What to do: Report, from the records below, every line where the word "BUDI" appears.

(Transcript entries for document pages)

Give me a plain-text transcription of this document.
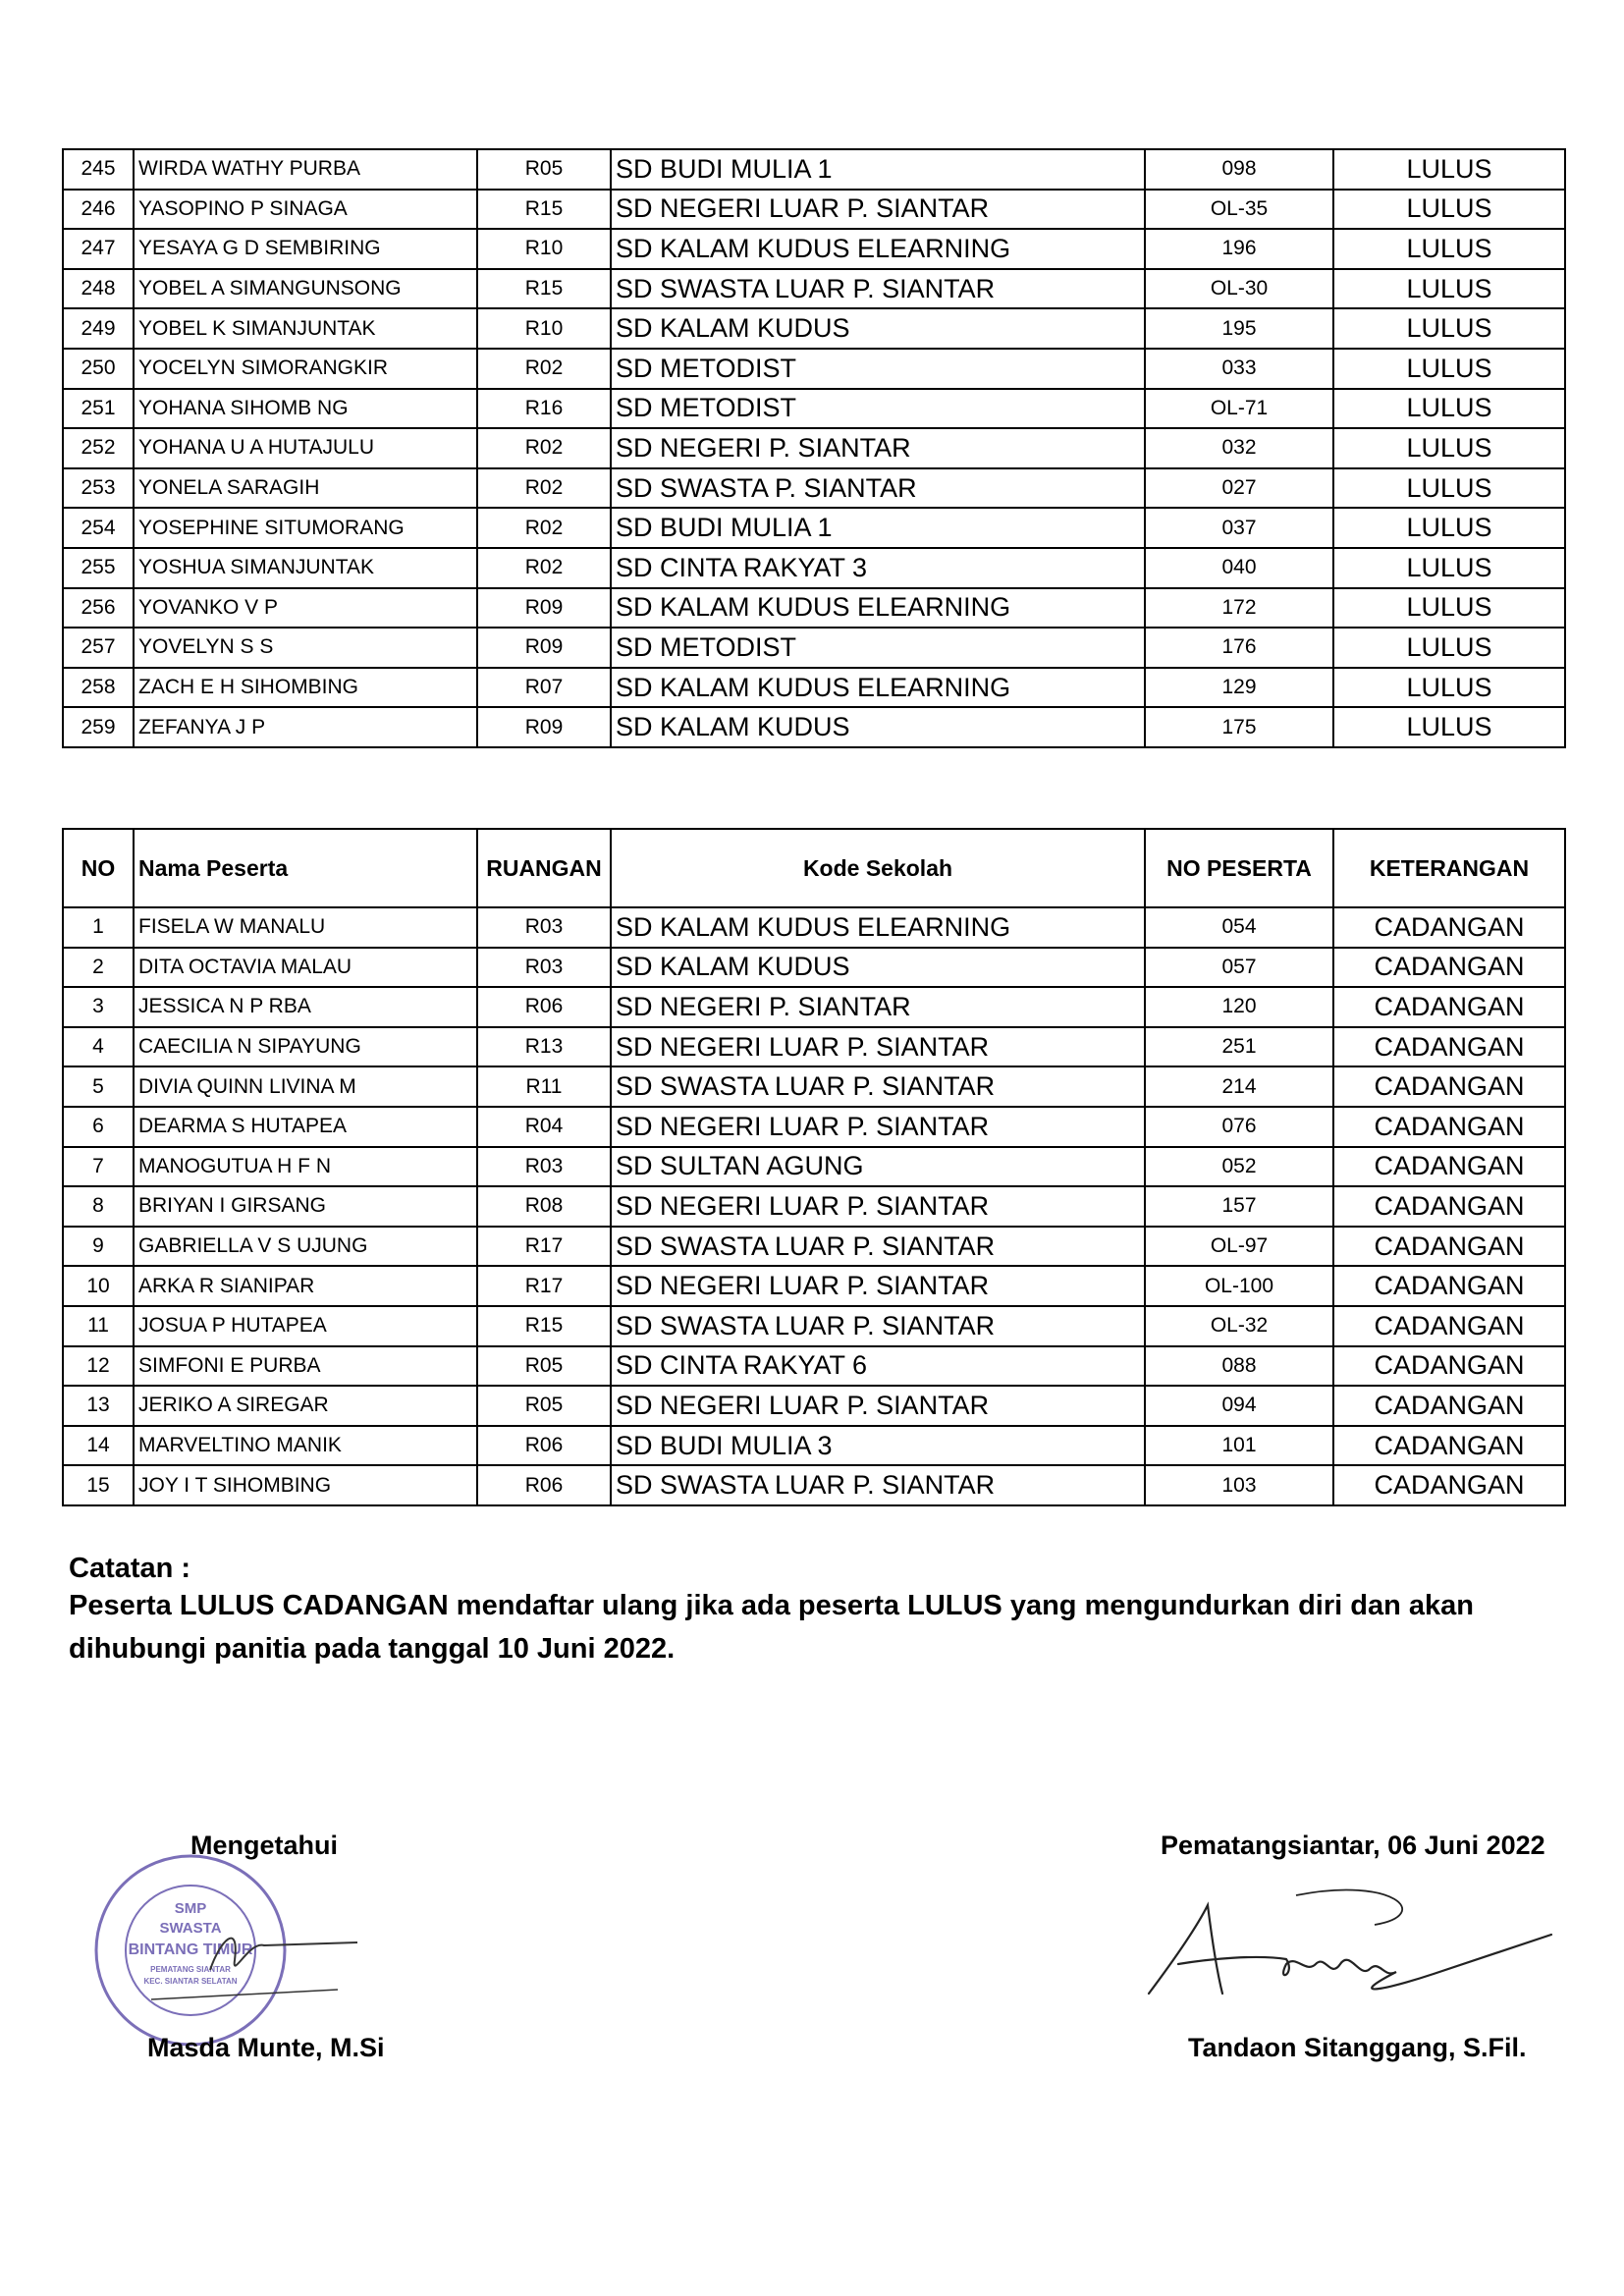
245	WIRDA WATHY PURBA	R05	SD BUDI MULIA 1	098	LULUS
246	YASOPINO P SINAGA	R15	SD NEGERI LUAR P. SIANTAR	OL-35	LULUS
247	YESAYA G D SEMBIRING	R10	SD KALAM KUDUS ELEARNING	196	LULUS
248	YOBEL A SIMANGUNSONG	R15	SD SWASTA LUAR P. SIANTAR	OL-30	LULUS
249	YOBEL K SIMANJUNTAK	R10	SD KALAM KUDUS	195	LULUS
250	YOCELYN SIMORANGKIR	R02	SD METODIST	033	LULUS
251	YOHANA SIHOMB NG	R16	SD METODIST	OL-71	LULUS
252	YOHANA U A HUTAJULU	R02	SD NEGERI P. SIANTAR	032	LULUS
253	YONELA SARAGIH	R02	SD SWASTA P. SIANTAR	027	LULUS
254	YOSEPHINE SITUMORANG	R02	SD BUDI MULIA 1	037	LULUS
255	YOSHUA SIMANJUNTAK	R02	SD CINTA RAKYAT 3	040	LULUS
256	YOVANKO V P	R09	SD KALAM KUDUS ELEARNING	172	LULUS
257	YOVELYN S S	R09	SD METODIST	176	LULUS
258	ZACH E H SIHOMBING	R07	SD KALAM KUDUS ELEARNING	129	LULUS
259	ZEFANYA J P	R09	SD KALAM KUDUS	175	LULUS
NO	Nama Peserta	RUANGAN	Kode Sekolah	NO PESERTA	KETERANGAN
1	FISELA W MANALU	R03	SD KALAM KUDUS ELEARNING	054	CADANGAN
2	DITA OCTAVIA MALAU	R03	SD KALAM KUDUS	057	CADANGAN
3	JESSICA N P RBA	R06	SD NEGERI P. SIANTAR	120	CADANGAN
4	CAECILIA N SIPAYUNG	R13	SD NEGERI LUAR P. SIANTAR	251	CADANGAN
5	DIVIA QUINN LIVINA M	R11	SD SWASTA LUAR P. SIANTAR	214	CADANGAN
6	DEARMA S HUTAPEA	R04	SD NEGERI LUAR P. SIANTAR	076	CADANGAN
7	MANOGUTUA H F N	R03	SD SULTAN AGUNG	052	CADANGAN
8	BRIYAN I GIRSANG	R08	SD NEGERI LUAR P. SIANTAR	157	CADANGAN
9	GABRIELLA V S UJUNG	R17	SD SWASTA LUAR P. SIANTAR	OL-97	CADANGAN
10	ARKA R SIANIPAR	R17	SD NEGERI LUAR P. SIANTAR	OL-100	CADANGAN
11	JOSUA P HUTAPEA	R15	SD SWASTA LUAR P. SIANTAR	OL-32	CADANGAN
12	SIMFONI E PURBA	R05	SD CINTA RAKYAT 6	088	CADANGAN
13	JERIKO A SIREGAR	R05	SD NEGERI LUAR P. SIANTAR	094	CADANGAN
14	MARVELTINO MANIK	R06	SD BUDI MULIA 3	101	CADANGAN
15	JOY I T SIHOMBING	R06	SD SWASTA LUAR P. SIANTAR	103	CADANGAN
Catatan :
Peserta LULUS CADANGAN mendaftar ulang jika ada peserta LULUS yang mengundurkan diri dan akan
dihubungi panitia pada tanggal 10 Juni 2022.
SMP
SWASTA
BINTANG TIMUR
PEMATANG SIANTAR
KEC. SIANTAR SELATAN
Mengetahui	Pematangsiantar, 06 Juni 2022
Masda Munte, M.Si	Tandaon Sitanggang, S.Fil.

--

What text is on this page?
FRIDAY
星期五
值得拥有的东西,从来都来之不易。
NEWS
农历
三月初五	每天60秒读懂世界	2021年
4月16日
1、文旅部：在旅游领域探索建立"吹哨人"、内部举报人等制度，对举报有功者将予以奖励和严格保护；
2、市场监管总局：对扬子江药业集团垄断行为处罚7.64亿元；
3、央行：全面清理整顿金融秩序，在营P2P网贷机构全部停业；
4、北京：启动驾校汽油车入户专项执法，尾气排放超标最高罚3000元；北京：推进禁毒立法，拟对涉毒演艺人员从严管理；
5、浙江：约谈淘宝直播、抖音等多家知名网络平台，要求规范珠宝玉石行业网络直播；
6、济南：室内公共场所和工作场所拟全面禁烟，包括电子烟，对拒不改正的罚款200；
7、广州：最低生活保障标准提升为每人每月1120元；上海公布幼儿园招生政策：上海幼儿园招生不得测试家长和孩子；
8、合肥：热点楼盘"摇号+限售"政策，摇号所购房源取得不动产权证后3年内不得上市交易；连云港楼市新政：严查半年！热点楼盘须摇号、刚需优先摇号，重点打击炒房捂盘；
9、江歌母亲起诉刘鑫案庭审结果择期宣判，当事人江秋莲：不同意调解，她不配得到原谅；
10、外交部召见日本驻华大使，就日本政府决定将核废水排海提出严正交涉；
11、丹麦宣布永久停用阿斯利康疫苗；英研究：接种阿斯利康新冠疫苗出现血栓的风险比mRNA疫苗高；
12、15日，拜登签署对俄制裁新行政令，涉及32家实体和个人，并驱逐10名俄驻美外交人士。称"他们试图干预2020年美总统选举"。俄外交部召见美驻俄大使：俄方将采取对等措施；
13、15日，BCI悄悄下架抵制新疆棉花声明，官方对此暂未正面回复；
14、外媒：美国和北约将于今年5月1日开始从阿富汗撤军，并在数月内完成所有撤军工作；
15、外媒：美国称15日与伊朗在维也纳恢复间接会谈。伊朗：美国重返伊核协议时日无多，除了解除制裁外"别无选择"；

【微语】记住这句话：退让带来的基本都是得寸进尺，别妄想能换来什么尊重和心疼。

Solution below:
245	WIRDA WATHY PURBA	R05	SD BUDI MULIA 1	098	LULUS
254	YOSEPHINE SITUMORANG	R02	SD BUDI MULIA 1	037	LULUS
14	MARVELTINO MANIK	R06	SD BUDI MULIA 3	101	CADANGAN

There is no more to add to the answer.